#### Short exercise:
Transcribe the data that follows precisely, omitting nothing.

= = = = =

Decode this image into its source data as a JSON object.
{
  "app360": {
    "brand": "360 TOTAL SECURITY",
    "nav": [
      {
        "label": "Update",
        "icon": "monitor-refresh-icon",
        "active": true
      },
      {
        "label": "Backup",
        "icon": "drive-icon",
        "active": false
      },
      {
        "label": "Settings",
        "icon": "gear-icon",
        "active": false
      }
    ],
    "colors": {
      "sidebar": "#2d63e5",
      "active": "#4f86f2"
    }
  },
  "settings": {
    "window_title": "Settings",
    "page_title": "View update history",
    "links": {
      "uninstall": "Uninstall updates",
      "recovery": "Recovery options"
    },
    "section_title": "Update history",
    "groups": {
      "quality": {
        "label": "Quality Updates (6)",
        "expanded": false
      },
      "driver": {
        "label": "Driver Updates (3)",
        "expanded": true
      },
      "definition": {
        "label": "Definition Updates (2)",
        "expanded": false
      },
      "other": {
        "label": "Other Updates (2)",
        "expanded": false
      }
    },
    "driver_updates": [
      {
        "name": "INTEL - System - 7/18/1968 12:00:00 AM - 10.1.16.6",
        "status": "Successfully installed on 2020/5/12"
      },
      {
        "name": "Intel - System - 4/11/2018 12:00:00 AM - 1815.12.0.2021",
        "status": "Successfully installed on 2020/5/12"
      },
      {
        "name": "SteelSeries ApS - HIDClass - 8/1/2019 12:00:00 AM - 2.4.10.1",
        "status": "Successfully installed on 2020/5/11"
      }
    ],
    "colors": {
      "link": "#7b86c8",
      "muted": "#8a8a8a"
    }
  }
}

= = = = =

#### Final result:
Decode this image into its source data as a JSON object.
{
  "app360": {
    "brand": "360 TOTAL SECURITY",
    "nav": [
      {
        "label": "Update",
        "icon": "monitor-refresh-icon",
        "active": true
      },
      {
        "label": "Backup",
        "icon": "drive-icon",
        "active": false
      },
      {
        "label": "Settings",
        "icon": "gear-icon",
        "active": false
      }
    ],
    "colors": {
      "sidebar": "#2d63e5",
      "active": "#4f86f2"
    }
  },
  "settings": {
    "window_title": "Settings",
    "page_title": "View update history",
    "links": {
      "uninstall": "Uninstall updates",
      "recovery": "Recovery options"
    },
    "section_title": "Update history",
    "groups": {
      "quality": {
        "label": "Quality Updates (6)",
        "expanded": false
      },
      "driver": {
        "label": "Driver Updates (3)",
        "expanded": true
      },
      "definition": {
        "label": "Definition Updates (2)",
        "expanded": false
      },
      "other": {
        "label": "Other Updates (2)",
        "expanded": false
      }
    },
    "driver_updates": [
      {
        "name": "INTEL - System - 7/18/1968 12:00:00 AM - 10.1.16.6",
        "status": "Successfully installed on 2020/5/12"
      },
      {
        "name": "Intel - System - 4/11/2018 12:00:00 AM - 1815.12.0.2021",
        "status": "Successfully installed on 2020/5/12"
      },
      {
        "name": "SteelSeries ApS - HIDClass - 8/1/2019 12:00:00 AM - 2.4.10.1",
        "status": "Successfully installed on 2020/5/11"
      }
    ],
    "colors": {
      "link": "#7b86c8",
      "muted": "#8a8a8a"
    }
  }
}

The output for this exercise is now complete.